WORK INSTRUCTIONS: Gather every line of the entries that includes the word "ΘΕΤΙΚΗ".

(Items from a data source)
- - -

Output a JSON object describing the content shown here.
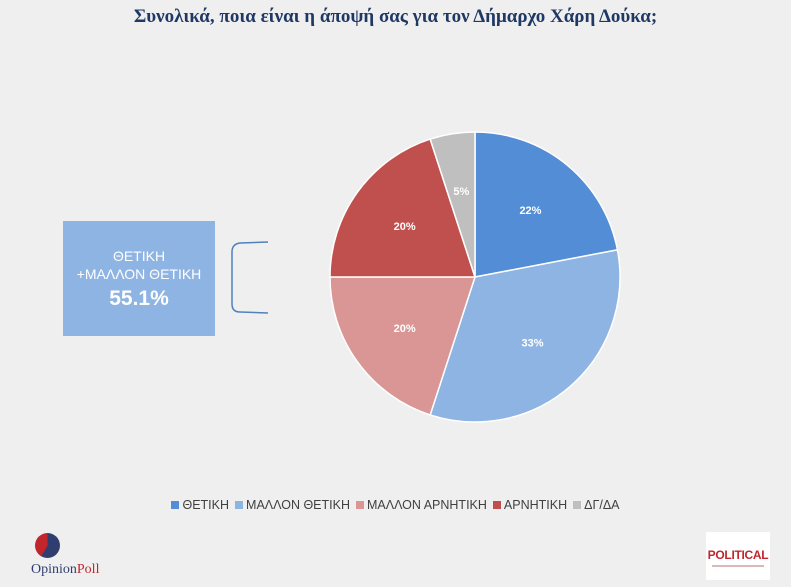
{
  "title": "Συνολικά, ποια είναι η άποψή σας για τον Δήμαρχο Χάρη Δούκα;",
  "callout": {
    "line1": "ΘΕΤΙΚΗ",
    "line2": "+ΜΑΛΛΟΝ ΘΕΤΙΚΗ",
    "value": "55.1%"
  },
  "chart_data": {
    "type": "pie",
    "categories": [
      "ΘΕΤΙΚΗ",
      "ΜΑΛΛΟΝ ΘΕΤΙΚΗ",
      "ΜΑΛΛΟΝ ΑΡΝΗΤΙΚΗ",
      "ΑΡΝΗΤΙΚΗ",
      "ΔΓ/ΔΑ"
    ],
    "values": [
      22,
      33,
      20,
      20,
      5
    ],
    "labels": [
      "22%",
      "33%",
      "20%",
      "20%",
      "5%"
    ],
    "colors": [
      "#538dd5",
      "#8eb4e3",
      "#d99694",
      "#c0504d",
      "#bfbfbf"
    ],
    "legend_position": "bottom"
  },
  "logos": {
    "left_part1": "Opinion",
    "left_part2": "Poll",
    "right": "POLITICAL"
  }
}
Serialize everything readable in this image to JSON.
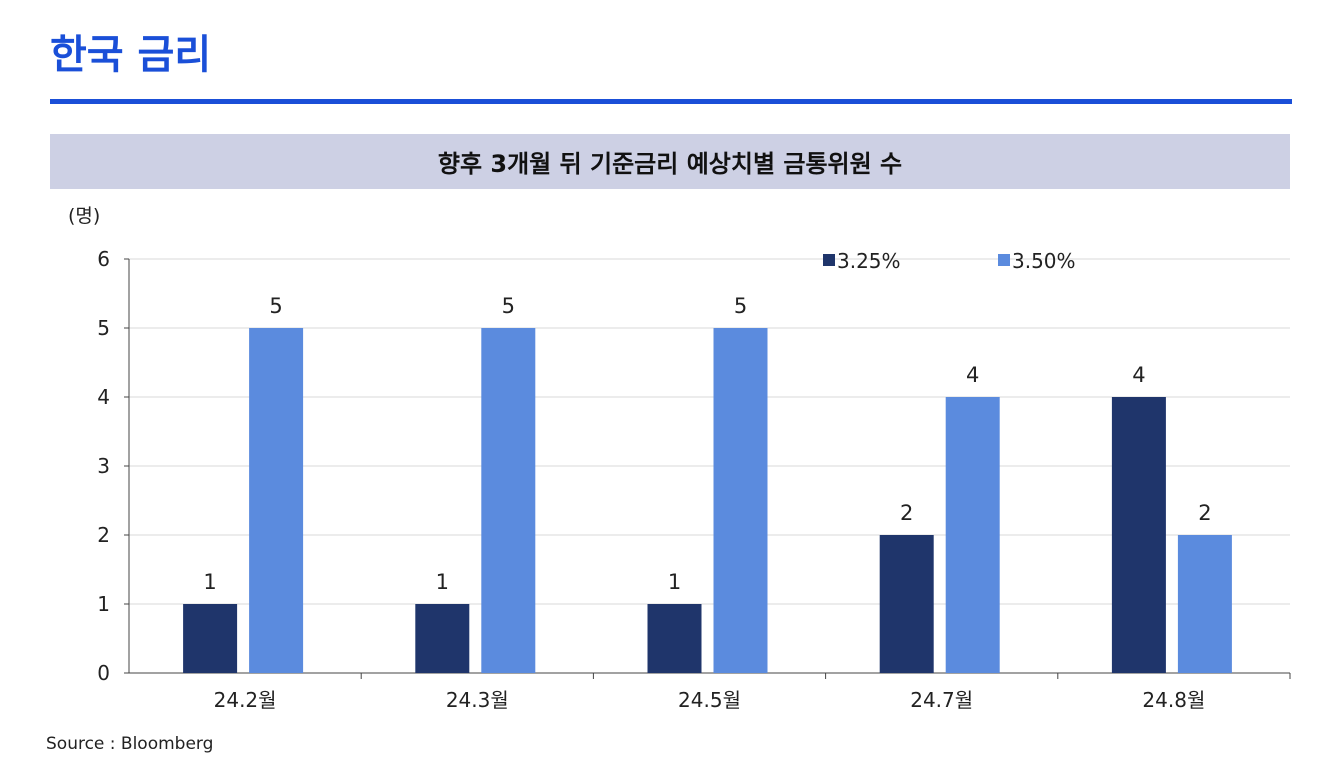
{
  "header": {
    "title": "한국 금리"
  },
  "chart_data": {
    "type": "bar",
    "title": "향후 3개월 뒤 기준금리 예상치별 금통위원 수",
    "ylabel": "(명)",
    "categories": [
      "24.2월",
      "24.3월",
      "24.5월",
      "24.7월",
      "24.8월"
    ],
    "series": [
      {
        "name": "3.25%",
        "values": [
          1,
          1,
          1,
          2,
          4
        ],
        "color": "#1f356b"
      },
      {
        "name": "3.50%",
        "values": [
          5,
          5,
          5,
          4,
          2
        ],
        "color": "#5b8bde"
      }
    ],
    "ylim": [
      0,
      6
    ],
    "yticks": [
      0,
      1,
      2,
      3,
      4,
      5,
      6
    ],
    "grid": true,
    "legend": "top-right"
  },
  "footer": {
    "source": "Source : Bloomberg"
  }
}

- - -

CORRECT RESULT:
    "line1": "ΘΕΤΙΚΗ",
    "line2": "+ΜΑΛΛΟΝ ΘΕΤΙΚΗ",
      "ΘΕΤΙΚΗ",
      "ΜΑΛΛΟΝ ΘΕΤΙΚΗ",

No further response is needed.